### The data
start

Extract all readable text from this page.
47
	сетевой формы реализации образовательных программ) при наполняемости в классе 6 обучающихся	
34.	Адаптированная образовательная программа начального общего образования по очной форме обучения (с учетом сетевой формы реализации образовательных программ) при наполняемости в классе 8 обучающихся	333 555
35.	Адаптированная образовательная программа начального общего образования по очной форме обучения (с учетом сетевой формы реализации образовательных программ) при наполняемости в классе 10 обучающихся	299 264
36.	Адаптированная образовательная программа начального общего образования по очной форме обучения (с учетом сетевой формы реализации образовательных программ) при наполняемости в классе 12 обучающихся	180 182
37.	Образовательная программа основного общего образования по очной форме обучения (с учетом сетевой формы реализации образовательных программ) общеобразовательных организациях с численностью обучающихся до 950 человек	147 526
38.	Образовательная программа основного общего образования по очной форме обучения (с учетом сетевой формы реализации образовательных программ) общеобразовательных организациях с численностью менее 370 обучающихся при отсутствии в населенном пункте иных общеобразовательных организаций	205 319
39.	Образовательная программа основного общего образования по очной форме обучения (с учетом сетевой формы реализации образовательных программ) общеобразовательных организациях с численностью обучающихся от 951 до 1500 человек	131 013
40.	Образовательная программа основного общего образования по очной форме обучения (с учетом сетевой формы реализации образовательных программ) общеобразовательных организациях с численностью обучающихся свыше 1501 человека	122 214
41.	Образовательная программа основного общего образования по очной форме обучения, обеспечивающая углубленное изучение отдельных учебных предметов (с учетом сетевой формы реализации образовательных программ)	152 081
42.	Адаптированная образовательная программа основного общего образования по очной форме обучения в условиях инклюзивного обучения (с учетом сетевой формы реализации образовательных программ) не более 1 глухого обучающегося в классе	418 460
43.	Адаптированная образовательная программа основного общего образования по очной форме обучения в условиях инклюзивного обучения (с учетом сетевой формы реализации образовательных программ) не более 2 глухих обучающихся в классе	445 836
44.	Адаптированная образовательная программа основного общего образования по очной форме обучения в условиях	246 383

end

### Objective
Reproduce the full set of records precisely.

### Full output
Extract all readable text from this page.
47
	сетевой формы реализации образовательных программ) при наполняемости в классе 6 обучающихся	
34.	Адаптированная образовательная программа начального общего образования по очной форме обучения (с учетом сетевой формы реализации образовательных программ) при наполняемости в классе 8 обучающихся	333 555
35.	Адаптированная образовательная программа начального общего образования по очной форме обучения (с учетом сетевой формы реализации образовательных программ) при наполняемости в классе 10 обучающихся	299 264
36.	Адаптированная образовательная программа начального общего образования по очной форме обучения (с учетом сетевой формы реализации образовательных программ) при наполняемости в классе 12 обучающихся	180 182
37.	Образовательная программа основного общего образования по очной форме обучения (с учетом сетевой формы реализации образовательных программ) общеобразовательных организациях с численностью обучающихся до 950 человек	147 526
38.	Образовательная программа основного общего образования по очной форме обучения (с учетом сетевой формы реализации образовательных программ) общеобразовательных организациях с численностью менее 370 обучающихся при отсутствии в населенном пункте иных общеобразовательных организаций	205 319
39.	Образовательная программа основного общего образования по очной форме обучения (с учетом сетевой формы реализации образовательных программ) общеобразовательных организациях с численностью обучающихся от 951 до 1500 человек	131 013
40.	Образовательная программа основного общего образования по очной форме обучения (с учетом сетевой формы реализации образовательных программ) общеобразовательных организациях с численностью обучающихся свыше 1501 человека	122 214
41.	Образовательная программа основного общего образования по очной форме обучения, обеспечивающая углубленное изучение отдельных учебных предметов (с учетом сетевой формы реализации образовательных программ)	152 081
42.	Адаптированная образовательная программа основного общего образования по очной форме обучения в условиях инклюзивного обучения (с учетом сетевой формы реализации образовательных программ) не более 1 глухого обучающегося в классе	418 460
43.	Адаптированная образовательная программа основного общего образования по очной форме обучения в условиях инклюзивного обучения (с учетом сетевой формы реализации образовательных программ) не более 2 глухих обучающихся в классе	445 836
44.	Адаптированная образовательная программа основного общего образования по очной форме обучения в условиях	246 383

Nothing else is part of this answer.